── Excerpted records ──
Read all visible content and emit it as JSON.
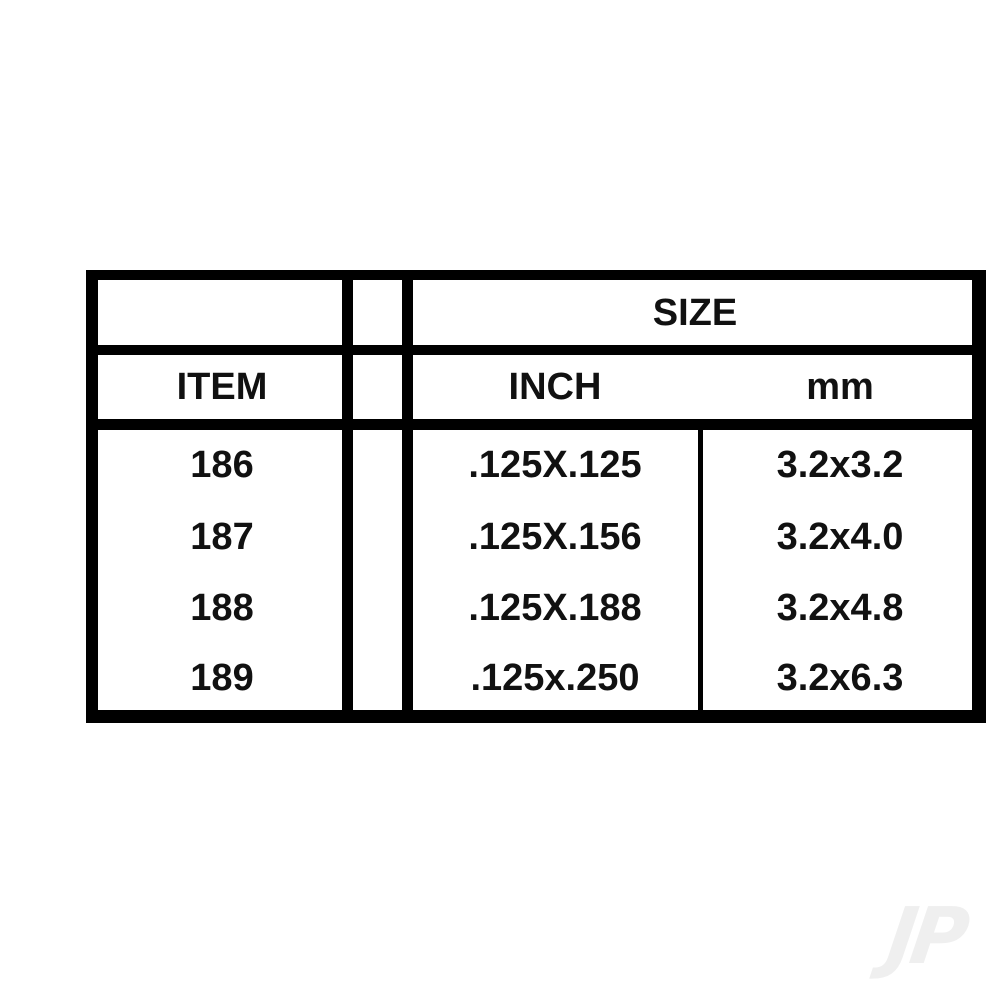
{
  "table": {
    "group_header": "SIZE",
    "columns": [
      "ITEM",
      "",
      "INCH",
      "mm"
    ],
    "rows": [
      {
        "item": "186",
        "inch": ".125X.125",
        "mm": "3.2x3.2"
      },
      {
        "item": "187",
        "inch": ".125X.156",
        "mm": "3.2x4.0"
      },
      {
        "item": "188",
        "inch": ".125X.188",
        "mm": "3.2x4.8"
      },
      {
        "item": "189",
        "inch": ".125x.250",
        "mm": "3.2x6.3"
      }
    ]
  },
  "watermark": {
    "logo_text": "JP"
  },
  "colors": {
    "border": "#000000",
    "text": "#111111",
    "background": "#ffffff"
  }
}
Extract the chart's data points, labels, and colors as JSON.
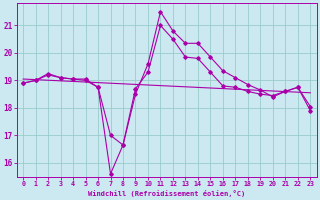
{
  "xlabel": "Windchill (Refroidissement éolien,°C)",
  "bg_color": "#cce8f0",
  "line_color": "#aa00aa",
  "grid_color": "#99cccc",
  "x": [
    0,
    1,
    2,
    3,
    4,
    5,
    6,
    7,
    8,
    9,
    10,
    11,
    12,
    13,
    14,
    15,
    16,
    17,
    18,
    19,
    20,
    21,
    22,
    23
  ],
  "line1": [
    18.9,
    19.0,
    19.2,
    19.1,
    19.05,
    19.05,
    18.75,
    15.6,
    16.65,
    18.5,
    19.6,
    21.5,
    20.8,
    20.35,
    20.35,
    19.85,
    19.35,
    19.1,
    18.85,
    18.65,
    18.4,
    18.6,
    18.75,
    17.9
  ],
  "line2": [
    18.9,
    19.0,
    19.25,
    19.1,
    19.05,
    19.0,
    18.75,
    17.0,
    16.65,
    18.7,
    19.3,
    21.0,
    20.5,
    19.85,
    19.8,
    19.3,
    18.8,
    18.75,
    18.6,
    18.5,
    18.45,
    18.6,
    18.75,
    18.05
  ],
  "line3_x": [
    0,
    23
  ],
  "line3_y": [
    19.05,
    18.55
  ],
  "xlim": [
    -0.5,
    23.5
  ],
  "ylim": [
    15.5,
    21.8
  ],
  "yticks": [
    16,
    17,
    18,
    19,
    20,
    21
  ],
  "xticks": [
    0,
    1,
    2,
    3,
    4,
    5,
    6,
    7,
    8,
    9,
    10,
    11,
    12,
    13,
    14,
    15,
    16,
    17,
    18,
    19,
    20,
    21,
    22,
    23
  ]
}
───
── Excerpted records ──
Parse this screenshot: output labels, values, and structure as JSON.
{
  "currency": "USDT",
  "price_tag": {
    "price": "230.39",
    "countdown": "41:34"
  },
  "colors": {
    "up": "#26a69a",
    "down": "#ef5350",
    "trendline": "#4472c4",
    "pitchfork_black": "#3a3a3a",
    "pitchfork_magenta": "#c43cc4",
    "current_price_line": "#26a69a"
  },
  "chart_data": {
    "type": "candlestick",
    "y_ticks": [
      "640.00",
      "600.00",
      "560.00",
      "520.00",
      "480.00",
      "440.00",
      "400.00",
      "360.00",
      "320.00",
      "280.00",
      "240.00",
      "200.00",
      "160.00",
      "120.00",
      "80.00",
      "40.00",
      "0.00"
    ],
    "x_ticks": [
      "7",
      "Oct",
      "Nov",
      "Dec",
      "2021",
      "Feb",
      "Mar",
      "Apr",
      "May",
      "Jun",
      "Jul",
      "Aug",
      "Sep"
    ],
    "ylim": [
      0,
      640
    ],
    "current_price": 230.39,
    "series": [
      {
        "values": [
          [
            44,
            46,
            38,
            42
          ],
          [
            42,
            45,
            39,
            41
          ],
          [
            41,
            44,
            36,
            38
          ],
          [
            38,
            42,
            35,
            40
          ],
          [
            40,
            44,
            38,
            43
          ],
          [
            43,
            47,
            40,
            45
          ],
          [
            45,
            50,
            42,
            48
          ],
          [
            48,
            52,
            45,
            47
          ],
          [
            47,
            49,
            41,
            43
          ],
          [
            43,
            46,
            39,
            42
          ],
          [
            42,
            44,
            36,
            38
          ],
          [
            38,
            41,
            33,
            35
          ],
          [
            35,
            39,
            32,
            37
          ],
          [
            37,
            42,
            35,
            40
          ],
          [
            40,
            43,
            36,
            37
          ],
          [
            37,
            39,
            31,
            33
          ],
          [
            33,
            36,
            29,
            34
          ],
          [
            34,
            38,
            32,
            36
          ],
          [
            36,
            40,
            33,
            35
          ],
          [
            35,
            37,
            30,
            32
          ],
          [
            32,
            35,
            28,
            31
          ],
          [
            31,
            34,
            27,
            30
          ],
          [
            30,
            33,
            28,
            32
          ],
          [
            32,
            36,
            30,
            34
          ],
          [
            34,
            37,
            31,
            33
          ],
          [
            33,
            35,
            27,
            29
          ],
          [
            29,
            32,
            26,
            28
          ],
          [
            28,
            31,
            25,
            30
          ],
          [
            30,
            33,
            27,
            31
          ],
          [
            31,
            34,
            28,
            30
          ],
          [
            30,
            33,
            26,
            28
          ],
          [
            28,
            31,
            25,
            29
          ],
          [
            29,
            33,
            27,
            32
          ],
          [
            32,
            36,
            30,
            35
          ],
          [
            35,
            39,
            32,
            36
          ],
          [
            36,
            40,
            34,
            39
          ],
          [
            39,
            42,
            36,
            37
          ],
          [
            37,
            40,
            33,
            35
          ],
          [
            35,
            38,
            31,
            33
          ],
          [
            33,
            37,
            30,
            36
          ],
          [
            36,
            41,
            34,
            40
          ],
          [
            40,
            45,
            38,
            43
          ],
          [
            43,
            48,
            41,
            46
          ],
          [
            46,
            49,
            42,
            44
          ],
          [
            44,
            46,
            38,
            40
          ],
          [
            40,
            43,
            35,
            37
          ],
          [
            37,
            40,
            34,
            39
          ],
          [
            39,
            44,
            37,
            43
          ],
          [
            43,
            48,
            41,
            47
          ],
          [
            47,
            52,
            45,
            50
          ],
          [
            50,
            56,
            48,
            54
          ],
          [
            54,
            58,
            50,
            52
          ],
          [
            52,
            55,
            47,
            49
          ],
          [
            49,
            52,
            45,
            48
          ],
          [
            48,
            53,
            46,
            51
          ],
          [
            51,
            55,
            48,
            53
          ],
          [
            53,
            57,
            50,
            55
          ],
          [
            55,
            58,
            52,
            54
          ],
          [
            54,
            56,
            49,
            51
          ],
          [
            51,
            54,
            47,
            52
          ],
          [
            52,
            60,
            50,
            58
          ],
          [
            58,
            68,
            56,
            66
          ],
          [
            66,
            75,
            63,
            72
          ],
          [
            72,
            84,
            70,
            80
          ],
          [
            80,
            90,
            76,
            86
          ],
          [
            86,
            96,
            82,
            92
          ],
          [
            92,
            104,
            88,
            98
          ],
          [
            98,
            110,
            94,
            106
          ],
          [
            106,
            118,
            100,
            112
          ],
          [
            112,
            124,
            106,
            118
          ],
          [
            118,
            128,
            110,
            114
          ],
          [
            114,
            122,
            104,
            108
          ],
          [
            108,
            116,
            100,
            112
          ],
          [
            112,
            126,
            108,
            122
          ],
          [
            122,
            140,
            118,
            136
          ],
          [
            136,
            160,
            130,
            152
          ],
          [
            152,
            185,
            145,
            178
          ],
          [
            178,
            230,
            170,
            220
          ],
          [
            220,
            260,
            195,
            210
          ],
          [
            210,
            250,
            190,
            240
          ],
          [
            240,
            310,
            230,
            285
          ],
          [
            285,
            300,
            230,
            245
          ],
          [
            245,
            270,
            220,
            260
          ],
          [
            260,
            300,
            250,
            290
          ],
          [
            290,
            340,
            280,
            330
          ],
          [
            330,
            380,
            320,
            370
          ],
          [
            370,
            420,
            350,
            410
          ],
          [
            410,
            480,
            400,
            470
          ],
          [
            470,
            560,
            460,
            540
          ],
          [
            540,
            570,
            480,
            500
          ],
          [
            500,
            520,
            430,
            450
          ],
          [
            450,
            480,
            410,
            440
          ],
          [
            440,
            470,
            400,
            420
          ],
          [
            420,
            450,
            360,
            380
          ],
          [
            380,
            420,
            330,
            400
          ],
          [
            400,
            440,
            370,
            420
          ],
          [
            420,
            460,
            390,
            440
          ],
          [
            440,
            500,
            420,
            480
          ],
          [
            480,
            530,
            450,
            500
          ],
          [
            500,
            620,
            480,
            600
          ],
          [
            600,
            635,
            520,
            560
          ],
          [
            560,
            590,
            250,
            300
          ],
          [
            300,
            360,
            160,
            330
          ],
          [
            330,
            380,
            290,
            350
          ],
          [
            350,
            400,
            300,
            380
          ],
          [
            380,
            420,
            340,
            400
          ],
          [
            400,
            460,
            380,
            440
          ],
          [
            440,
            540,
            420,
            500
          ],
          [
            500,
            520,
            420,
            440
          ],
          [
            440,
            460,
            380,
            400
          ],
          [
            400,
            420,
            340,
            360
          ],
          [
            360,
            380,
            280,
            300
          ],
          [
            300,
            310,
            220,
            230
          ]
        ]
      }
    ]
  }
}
───
Task prompt >>
Select every line in the records above that contains the word "labels".

Written response >>
Extract the chart's data points, labels, and colors as JSON.
Parse this screenshot: output labels, values, and structure as JSON.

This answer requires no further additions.